Friday, 8 January 2010

Music File-Sharer in Court Over 21-Million Illegal Downloads

The founder of an illegal file-sharing website raked in £188,000 in “donations” from people who had downloaded 21 million songs, a jury heard yesterday.

Alan Ellis amassed the fortune via his Oink website, which provided music files to its 200,000 members, allowing them to obtain albums free, sometimes long before they were officially released in the shops.

Ellis claimed he was ‘like Google’, the website never had to upload any music itself, all it did was provide the facility of pointing users in the right direction, linking one person to another who wanted that music.

Peter Makepeace, prosecuting, said it was "large scale, professional, clever, technical ripping off" from 200,000 music files.

+++

▶ _REQUIRED TASK A_:
Copy the stretch of the file-sharing report from "The founder of" through "in the shops." word for word.

▶ _INPUT FOR THIS TASK_:

+++

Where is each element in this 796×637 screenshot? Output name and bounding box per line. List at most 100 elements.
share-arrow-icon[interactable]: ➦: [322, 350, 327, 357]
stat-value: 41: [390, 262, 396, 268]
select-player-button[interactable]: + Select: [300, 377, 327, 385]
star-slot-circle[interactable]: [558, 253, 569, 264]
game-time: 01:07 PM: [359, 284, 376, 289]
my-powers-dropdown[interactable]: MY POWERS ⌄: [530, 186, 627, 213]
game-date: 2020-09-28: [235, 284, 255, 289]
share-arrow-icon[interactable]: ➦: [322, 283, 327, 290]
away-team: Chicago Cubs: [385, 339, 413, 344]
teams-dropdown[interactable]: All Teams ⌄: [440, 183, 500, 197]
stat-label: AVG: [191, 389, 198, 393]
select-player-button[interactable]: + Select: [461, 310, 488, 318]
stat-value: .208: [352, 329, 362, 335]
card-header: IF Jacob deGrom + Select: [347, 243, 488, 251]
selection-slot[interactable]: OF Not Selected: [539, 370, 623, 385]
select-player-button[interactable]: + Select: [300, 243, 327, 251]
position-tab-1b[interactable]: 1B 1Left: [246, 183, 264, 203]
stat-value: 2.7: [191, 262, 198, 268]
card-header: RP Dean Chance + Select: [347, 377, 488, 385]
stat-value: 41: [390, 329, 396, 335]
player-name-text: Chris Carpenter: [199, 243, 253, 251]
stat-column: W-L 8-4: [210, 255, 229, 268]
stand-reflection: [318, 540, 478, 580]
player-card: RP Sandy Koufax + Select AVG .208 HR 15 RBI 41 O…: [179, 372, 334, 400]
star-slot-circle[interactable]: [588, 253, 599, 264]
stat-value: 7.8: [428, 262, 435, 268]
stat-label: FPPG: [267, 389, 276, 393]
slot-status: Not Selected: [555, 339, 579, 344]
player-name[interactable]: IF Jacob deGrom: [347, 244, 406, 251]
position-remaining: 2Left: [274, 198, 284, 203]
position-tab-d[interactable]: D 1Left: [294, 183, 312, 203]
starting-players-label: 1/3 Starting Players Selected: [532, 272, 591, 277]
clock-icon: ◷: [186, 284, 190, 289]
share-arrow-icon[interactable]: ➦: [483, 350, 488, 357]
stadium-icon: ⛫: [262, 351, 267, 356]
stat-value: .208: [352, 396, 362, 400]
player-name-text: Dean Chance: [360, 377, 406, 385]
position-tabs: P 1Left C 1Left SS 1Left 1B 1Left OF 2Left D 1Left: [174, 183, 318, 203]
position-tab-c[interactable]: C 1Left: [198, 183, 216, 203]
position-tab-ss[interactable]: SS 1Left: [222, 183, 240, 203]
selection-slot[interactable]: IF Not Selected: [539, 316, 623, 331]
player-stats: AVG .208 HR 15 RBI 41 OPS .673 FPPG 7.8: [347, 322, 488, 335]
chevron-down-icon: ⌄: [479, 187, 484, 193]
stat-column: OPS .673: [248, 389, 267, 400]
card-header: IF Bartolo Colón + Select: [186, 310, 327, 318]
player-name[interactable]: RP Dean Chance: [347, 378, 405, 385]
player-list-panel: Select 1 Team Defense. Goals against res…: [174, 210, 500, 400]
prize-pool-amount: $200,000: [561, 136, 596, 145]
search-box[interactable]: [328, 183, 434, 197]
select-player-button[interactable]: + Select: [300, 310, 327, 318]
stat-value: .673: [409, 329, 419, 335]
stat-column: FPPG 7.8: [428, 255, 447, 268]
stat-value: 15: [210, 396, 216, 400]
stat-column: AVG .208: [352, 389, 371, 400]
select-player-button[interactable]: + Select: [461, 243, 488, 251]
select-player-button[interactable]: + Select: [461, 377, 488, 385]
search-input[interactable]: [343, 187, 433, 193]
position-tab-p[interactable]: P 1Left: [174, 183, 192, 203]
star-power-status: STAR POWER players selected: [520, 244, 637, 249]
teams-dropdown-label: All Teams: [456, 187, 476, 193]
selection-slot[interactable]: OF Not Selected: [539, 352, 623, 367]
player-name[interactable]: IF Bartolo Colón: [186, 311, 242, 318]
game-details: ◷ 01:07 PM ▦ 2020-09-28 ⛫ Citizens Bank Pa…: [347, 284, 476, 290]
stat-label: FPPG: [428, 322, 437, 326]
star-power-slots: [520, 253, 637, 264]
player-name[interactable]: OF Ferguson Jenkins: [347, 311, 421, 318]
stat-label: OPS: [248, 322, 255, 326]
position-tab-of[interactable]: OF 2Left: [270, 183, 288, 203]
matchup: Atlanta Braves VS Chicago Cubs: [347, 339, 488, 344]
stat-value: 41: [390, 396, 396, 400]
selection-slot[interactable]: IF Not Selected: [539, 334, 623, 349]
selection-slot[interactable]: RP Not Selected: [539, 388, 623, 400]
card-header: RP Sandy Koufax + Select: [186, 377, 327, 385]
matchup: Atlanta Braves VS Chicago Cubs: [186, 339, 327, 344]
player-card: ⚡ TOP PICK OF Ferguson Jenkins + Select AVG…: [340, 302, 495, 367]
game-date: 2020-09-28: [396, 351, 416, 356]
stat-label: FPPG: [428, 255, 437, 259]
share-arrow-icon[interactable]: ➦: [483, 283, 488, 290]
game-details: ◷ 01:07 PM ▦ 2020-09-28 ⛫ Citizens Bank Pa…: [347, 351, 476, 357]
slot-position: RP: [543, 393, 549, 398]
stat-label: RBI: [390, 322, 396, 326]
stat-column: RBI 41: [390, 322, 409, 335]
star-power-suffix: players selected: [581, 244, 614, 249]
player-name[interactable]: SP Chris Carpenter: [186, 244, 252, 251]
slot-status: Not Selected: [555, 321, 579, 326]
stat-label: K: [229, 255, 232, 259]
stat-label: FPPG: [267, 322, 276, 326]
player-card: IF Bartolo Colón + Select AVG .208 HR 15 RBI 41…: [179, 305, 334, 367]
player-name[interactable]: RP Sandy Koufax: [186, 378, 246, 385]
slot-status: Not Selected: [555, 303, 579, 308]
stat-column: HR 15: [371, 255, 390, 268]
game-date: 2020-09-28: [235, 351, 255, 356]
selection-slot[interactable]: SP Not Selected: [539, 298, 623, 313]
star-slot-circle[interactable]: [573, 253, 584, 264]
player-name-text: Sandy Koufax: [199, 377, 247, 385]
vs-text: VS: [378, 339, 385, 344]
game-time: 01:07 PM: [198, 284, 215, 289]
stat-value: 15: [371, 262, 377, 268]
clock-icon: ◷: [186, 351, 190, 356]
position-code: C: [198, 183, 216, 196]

+++

▶ _REQUIRED TASK B_:
How many lines of the records contain the string "Bank", matching case exactly? Reply with the number alone.

▶ _EXPECTED OUTPUT A_:
The founder of an illegal file-sharing website raked in £188,000 in “donations” from people who had downloaded 21 million songs, a jury heard yesterday.

Alan Ellis amassed the fortune via his Oink website, which provided music files to its 200,000 members, allowing them to obtain albums free, sometimes long before they were officially released in the shops.

▶ _EXPECTED OUTPUT B_:
2